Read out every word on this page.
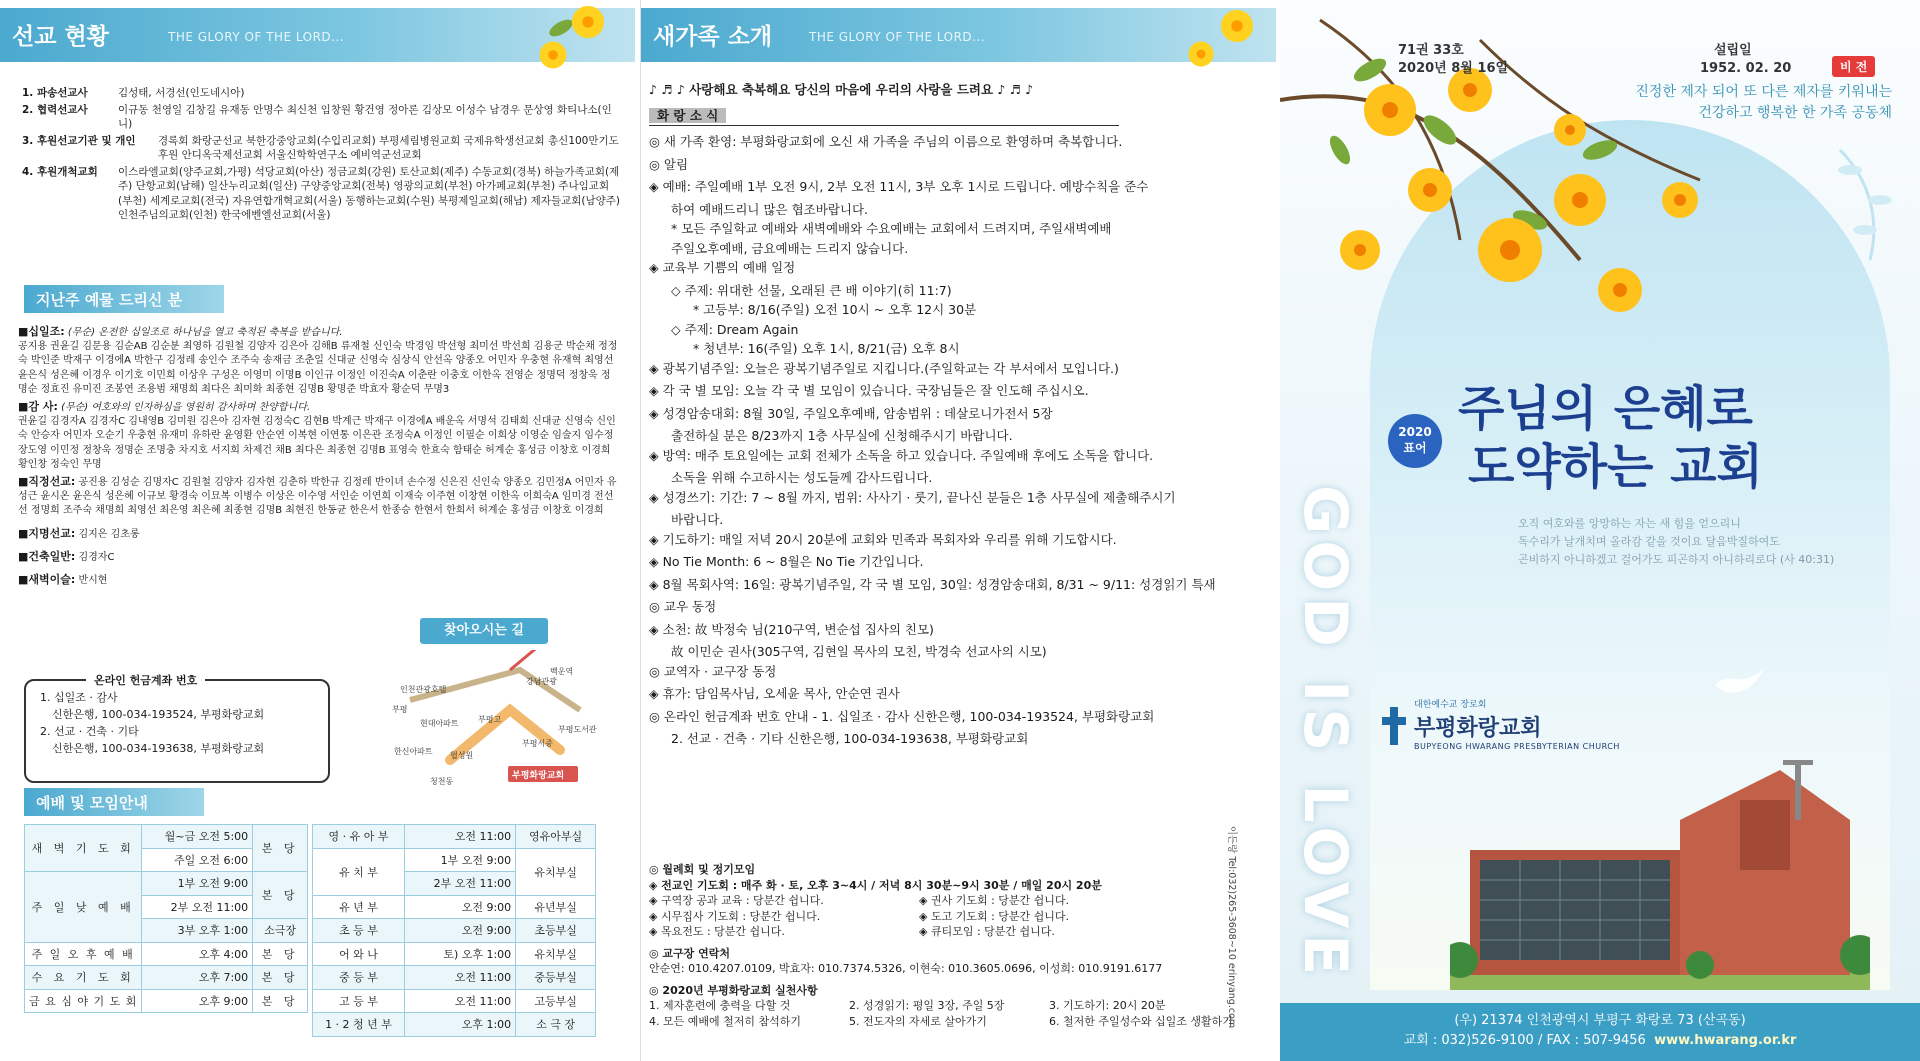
선교 현황	THE GLORY OF THE LORD...
1. 파송선교사	김성태, 서경선(인도네시아)
2. 협력선교사	이규동 천영일 김창길 유재동 안명수 최신천 임창원 황건영 정아론 김상모 이성수 남경우 문상영 화티나소(인니)
3. 후원선교기관 및 개인	경록회 화랑군선교 북한강중앙교회(수입리교회) 부평세림병원교회 국제유학생선교회 총신100만기도후원 안디옥국제선교회 서울신학학연구소 예비역군선교회
4. 후원개척교회	이스라엘교회(양주교회,가평) 석당교회(아산) 정금교회(강원) 토산교회(제주) 수동교회(경북) 하늘가족교회(제주) 단항교회(남해) 일산누리교회(일산) 구양중앙교회(전북) 영광의교회(부천) 아가페교회(부천) 주나임교회(부천) 세계로교회(전국) 자유연합개혁교회(서울) 동행하는교회(수원) 북평제일교회(해남) 제자들교회(남양주) 인천주님의교회(인천) 한국에벤엘선교회(서울)
지난주 예물 드리신 분
■십일조: (무순) 온전한 십일조로 하나님을 열고 축적된 축복을 받습니다.
공지용 권윤길 김문용 김순AB 김순분 최영하 김원철 김양자 김은아 김해B 류재철 신인숙 박경임 박선형 최미선 박선희 김용군 박순채 정정숙 박인준 박재구 이경에A 박한구 김정레 송인수 조주숙 송재금 조춘일 신대균 신영숙 심상식 안선옥 양종오 어민자 우충현 유재혁 최영선 윤은식 성은혜 이경우 이기호 이민희 이상우 구성은 이영미 이명B 이인규 이정인 이진숙A 이춘란 이충호 이한옥 전영순 정명덕 정창욱 정명순 정효진 유미진 조봉연 조용범 채명희 최다은 최미화 최종현 김명B 황명준 박효자 황순덕 무명3
■감 사: (무순) 여호와의 인자하심을 영원히 감사하며 찬양합니다.
권윤길 김경자A 김경자C 김내영B 김미원 김은아 김자현 김정숙C 김현B 박계근 박재구 이경에A 배운옥 서명석 김태희 신대균 신영숙 신인숙 안승자 어민자 오순기 우충현 유재미 유하란 윤영환 안순연 이복현 이연통 이은관 조정숙A 이정인 이필순 이희상 이영순 임술지 임수정 장도영 이민정 정창욱 정명순 조명충 차지호 서지희 차제건 채B 최다은 최종현 김명B 표영숙 한효숙 함태순 허계순 홍성금 이창호 이경희 황인창 정숙인 무명
■직정선교: 공진용 김성순 김명자C 김원철 김양자 김자현 김춘하 박한규 김정레 반이녀 손수정 신은진 신인숙 양종오 김민정A 어민자 유성근 윤시온 윤은식 성은혜 이규보 황경숙 이묘복 이병수 이상은 이수영 서인순 이연희 이재숙 이주현 이창현 이한옥 이희숙A 임미경 전선선 정명희 조주숙 채명희 최영선 최은영 최은혜 최종현 김명B 최현진 한동균 한은서 한종승 한현서 한희서 허계순 홍성금 이창호 이경희
■지명선교: 김지은 김초롱
■건축일반: 김경자C
■새벽이슬: 반시현
찾아오시는 길
인천관광호텔
부평
현대아파트 부평고
강남관광
백운역
부평도서관
한신아파트
부평서중
협성원
청천동
부평화랑교회
온라인 헌금계좌 번호
1. 십일조 · 감사
신한은행, 100-034-193524, 부평화랑교회
2. 선교 · 건축 · 기타
신한은행, 100-034-193638, 부평화랑교회
예배 및 모임안내
새 벽 기 도 회	월~금 오전 5:00	본 당
	주일 오전 6:00	
주 일 낮 예 배	1부 오전 9:00	본 당
	2부 오전 11:00	
	3부 오후 1:00	소극장
주 일 오 후 예 배	오후 4:00	본 당
수 요 기 도 회	오후 7:00	본 당
금 요 심 야 기 도 회	오후 9:00	본 당
영 · 유 아 부	오전 11:00	영유아부실
유 치 부	1부 오전 9:00	유치부실
	2부 오전 11:00	
유 년 부	오전 9:00	유년부실
초 등 부	오전 9:00	초등부실
어 와 나	토) 오후 1:00	유치부실
중 등 부	오전 11:00	중등부실
고 등 부	오전 11:00	고등부실
1 · 2 청 년 부	오후 1:00	소 극 장
새가족 소개	THE GLORY OF THE LORD...
♪ ♬ ♪ 사랑해요 축복해요 당신의 마음에 우리의 사랑을 드려요 ♪ ♬ ♪
화 랑 소 식
◎ 새 가족 환영: 부평화랑교회에 오신 새 가족을 주님의 이름으로 환영하며 축복합니다.
◎ 알림
◈ 예배: 주일예배 1부 오전 9시, 2부 오전 11시, 3부 오후 1시로 드립니다. 예방수칙을 준수
하여 예배드리니 많은 협조바랍니다.
* 모든 주일학교 예배와 새벽예배와 수요예배는 교회에서 드려지며, 주일새벽예배
주일오후예배, 금요예배는 드리지 않습니다.
◈ 교육부 기쁨의 예배 일정
◇ 주제: 위대한 선물, 오래된 큰 배 이야기(히 11:7)
* 고등부: 8/16(주일) 오전 10시 ~ 오후 12시 30분
◇ 주제: Dream Again
* 청년부: 16(주일) 오후 1시, 8/21(금) 오후 8시
◈ 광복기념주일: 오늘은 광복기념주일로 지킵니다.(주일학교는 각 부서에서 모입니다.)
◈ 각 국 별 모임: 오늘 각 국 별 모임이 있습니다. 국장님들은 잘 인도해 주십시오.
◈ 성경암송대회: 8월 30일, 주일오후예배, 암송범위 : 데살로니가전서 5장
출전하실 분은 8/23까지 1층 사무실에 신청해주시기 바랍니다.
◈ 방역: 매주 토요일에는 교회 전체가 소독을 하고 있습니다. 주일예배 후에도 소독을 합니다.
소독을 위해 수고하시는 성도들께 감사드립니다.
◈ 성경쓰기: 기간: 7 ~ 8월 까지, 범위: 사사기 · 룻기, 끝나신 분들은 1층 사무실에 제출해주시기
바랍니다.
◈ 기도하기: 매일 저녁 20시 20분에 교회와 민족과 목회자와 우리를 위해 기도합시다.
◈ No Tie Month: 6 ~ 8월은 No Tie 기간입니다.
◈ 8월 목회사역: 16일: 광복기념주일, 각 국 별 모임, 30일: 성경암송대회, 8/31 ~ 9/11: 성경읽기 특새
◎ 교우 동정
◈ 소천: 故 박정숙 님(210구역, 변순섭 집사의 친모)
故 이민순 권사(305구역, 김현일 목사의 모친, 박경숙 선교사의 시모)
◎ 교역자 · 교구장 동정
◈ 휴가: 담임목사님, 오세윤 목사, 안순연 권사
◎ 온라인 헌금계좌 번호 안내 - 1. 십일조 · 감사 신한은행, 100-034-193524, 부평화랑교회
2. 선교 · 건축 · 기타 신한은행, 100-034-193638, 부평화랑교회
◎ 월례회 및 정기모임
◈ 전교인 기도회 : 매주 화 · 토, 오후 3~4시 / 저녁 8시 30분~9시 30분 / 매일 20시 20분
◈ 구역장 공과 교육 : 당분간 쉽니다.	◈ 권사 기도회 : 당분간 쉽니다.
◈ 시무집사 기도회 : 당분간 쉽니다.	◈ 도고 기도회 : 당분간 쉽니다.
◈ 목요전도 : 당분간 쉽니다.	◈ 큐티모임 : 당분간 쉽니다.
◎ 교구장 연락처
안순연: 010.4207.0109, 박효자: 010.7374.5326, 이현숙: 010.3605.0696, 이성희: 010.9191.6177
◎ 2020년 부평화랑교회 실천사항
1. 제자훈련에 충력을 다할 것	2. 성경읽기: 평일 3장, 주일 5장	3. 기도하기: 20시 20분
4. 모든 예배에 철저히 참석하기	5. 전도자의 자세로 살아가기	6. 철저한 주일성수와 십일조 생활하기
이든랑 Tel:032)265-3608~10 erinyang.com
71권 33호
2020년 8월 16일
설립일
1952. 02. 20	비 전
진정한 제자 되어 또 다른 제자를 키워내는
건강하고 행복한 한 가족 공동체
GOD IS LOVE
2020
표어
주님의 은혜로
도약하는 교회
오직 여호와를 앙망하는 자는 새 힘을 얻으리니
독수리가 날개치며 올라감 같을 것이요 달음박질하여도
곤비하지 아니하겠고 걸어가도 피곤하지 아니하리로다 (사 40:31)
대한예수교 장로회
부평화랑교회
BUPYEONG HWARANG PRESBYTERIAN CHURCH
(우) 21374 인천광역시 부평구 화랑로 73 (산곡동)
교회 : 032)526-9100 / FAX : 507-9456 www.hwarang.or.kr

------------------------------------

EXERCISE REQUIREMENTS ->
Copy every line of the entries above in which "주일오후예배" occurs.

SOLUTION TO THIS EXERCISE ->
주일오후예배, 금요예배는 드리지 않습니다.
◈ 성경암송대회: 8월 30일, 주일오후예배, 암송범위 : 데살로니가전서 5장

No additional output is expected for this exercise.